» **Given problem**: Duplicate the records below line for line, with no changes. Leave the pictures out of your answer.

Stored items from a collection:
-*-*-
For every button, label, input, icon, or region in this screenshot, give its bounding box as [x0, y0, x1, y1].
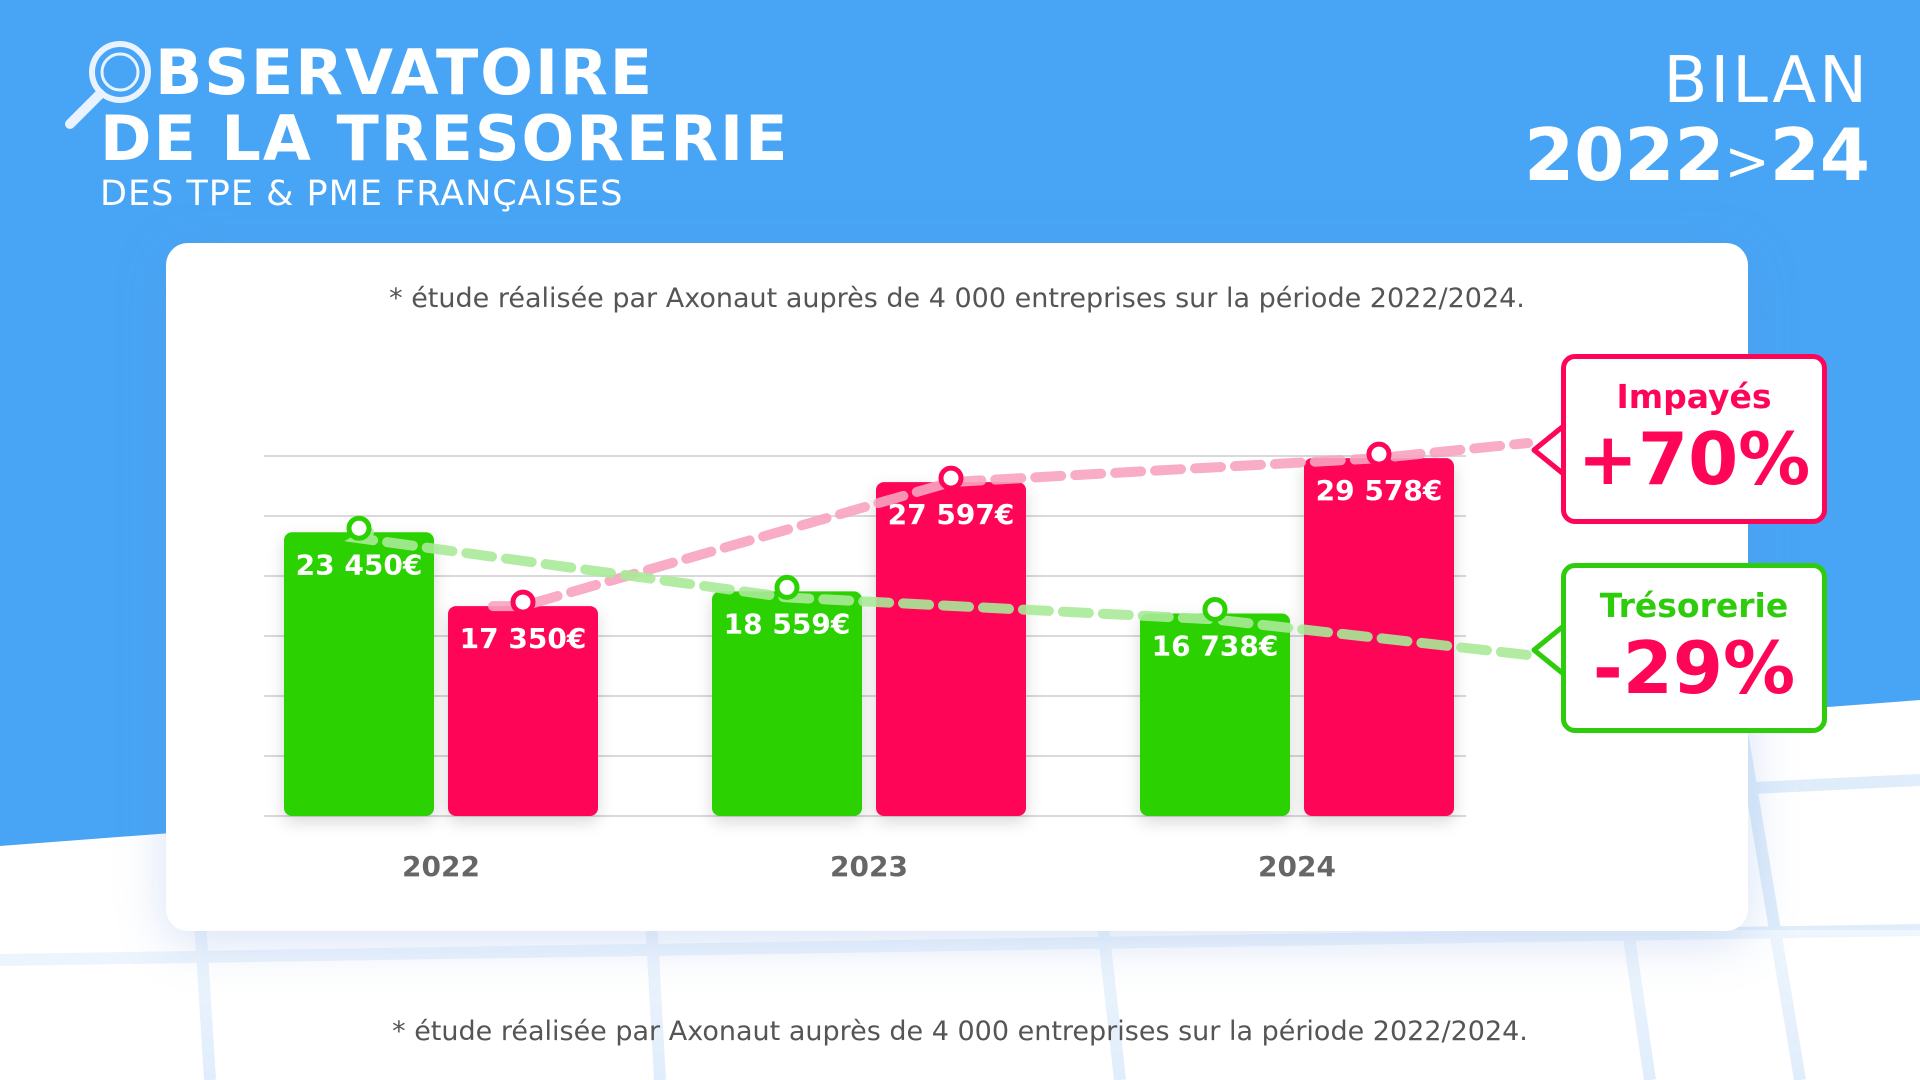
bar: [448, 606, 598, 816]
card-note: * étude réalisée par Axonaut auprès de 4…: [389, 283, 1525, 314]
title-line2: DE LA TRESORERIE: [100, 102, 790, 175]
category-label: 2023: [830, 850, 908, 883]
data-point-marker: [510, 589, 536, 615]
title-subtitle: DES TPE & PME FRANÇAISES: [100, 174, 624, 214]
data-label: 17 350€: [460, 622, 587, 655]
data-label: 18 559€: [724, 607, 851, 640]
category-label: 2022: [402, 850, 480, 883]
bar: [284, 532, 434, 816]
data-label: 16 738€: [1152, 629, 1279, 662]
data-label: 29 578€: [1316, 474, 1443, 507]
bar: [712, 591, 862, 816]
data-label: 23 450€: [296, 548, 423, 581]
badge-year-start: 2022: [1524, 113, 1725, 197]
tresorerie-label: Trésorerie: [1599, 586, 1789, 625]
data-point-marker: [938, 465, 964, 491]
tresorerie-value: -29%: [1592, 626, 1796, 710]
impayes-label: Impayés: [1616, 377, 1772, 416]
data-point-marker: [1202, 596, 1228, 622]
badge-period: 2022>24: [1524, 116, 1870, 201]
chart-card: * étude réalisée par Axonaut auprès de 4…: [166, 243, 1748, 931]
footer-note: * étude réalisée par Axonaut auprès de 4…: [392, 1016, 1528, 1047]
badge-year-end: 24: [1769, 113, 1870, 197]
impayes-value: +70%: [1577, 417, 1811, 501]
badge-separator: >: [1724, 130, 1770, 193]
bar: [1140, 613, 1290, 816]
data-point-marker: [1366, 441, 1392, 467]
bar-chart: 23 450€ 17 350€ 2022 18 559€ 27 597€ 2023 16 7…: [264, 438, 1533, 883]
category-label: 2024: [1258, 850, 1336, 883]
impayes-callout: Impayés +70%: [1561, 354, 1827, 524]
header-title: BSERVATOIRE DE LA TRESORERIE DES TPE & P…: [100, 40, 789, 216]
bar: [876, 482, 1026, 816]
data-point-marker: [774, 574, 800, 600]
data-point-marker: [346, 515, 372, 541]
title-line1: BSERVATOIRE: [155, 36, 655, 109]
period-badge: BILAN 2022>24: [1524, 46, 1870, 201]
badge-label: BILAN: [1663, 44, 1870, 118]
tresorerie-callout: Trésorerie -29%: [1561, 563, 1827, 733]
magnifier-icon: [65, 41, 151, 129]
data-label: 27 597€: [888, 498, 1015, 531]
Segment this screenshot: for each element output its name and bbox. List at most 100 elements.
-*-*-
» **Written response**:
For every button, label, input, icon, or region in this screenshot, give its bounding box as [x0, y0, x1, y1].
bar: [448, 606, 598, 816]
card-note: * étude réalisée par Axonaut auprès de 4…: [389, 283, 1525, 314]
title-line2: DE LA TRESORERIE: [100, 102, 790, 175]
category-label: 2023: [830, 850, 908, 883]
data-point-marker: [510, 589, 536, 615]
title-subtitle: DES TPE & PME FRANÇAISES: [100, 174, 624, 214]
data-label: 17 350€: [460, 622, 587, 655]
data-label: 18 559€: [724, 607, 851, 640]
category-label: 2022: [402, 850, 480, 883]
bar: [284, 532, 434, 816]
data-label: 16 738€: [1152, 629, 1279, 662]
data-label: 29 578€: [1316, 474, 1443, 507]
bar: [712, 591, 862, 816]
data-label: 23 450€: [296, 548, 423, 581]
badge-year-start: 2022: [1524, 113, 1725, 197]
tresorerie-label: Trésorerie: [1599, 586, 1789, 625]
data-point-marker: [938, 465, 964, 491]
tresorerie-value: -29%: [1592, 626, 1796, 710]
impayes-label: Impayés: [1616, 377, 1772, 416]
data-point-marker: [1202, 596, 1228, 622]
badge-period: 2022>24: [1524, 116, 1870, 201]
chart-card: * étude réalisée par Axonaut auprès de 4…: [166, 243, 1748, 931]
footer-note: * étude réalisée par Axonaut auprès de 4…: [392, 1016, 1528, 1047]
badge-year-end: 24: [1769, 113, 1870, 197]
impayes-value: +70%: [1577, 417, 1811, 501]
badge-separator: >: [1724, 130, 1770, 193]
bar: [1140, 613, 1290, 816]
data-point-marker: [1366, 441, 1392, 467]
bar-chart: 23 450€ 17 350€ 2022 18 559€ 27 597€ 2023 16 7…: [264, 438, 1533, 883]
category-label: 2024: [1258, 850, 1336, 883]
impayes-callout: Impayés +70%: [1561, 354, 1827, 524]
header-title: BSERVATOIRE DE LA TRESORERIE DES TPE & P…: [100, 40, 789, 216]
bar: [876, 482, 1026, 816]
data-point-marker: [774, 574, 800, 600]
data-point-marker: [346, 515, 372, 541]
title-line1: BSERVATOIRE: [155, 36, 655, 109]
period-badge: BILAN 2022>24: [1524, 46, 1870, 201]
badge-label: BILAN: [1663, 44, 1870, 118]
tresorerie-callout: Trésorerie -29%: [1561, 563, 1827, 733]
magnifier-icon: [65, 41, 151, 129]
data-label: 27 597€: [888, 498, 1015, 531]
Segment this screenshot: for each element output its name and bbox. List at most 100 elements.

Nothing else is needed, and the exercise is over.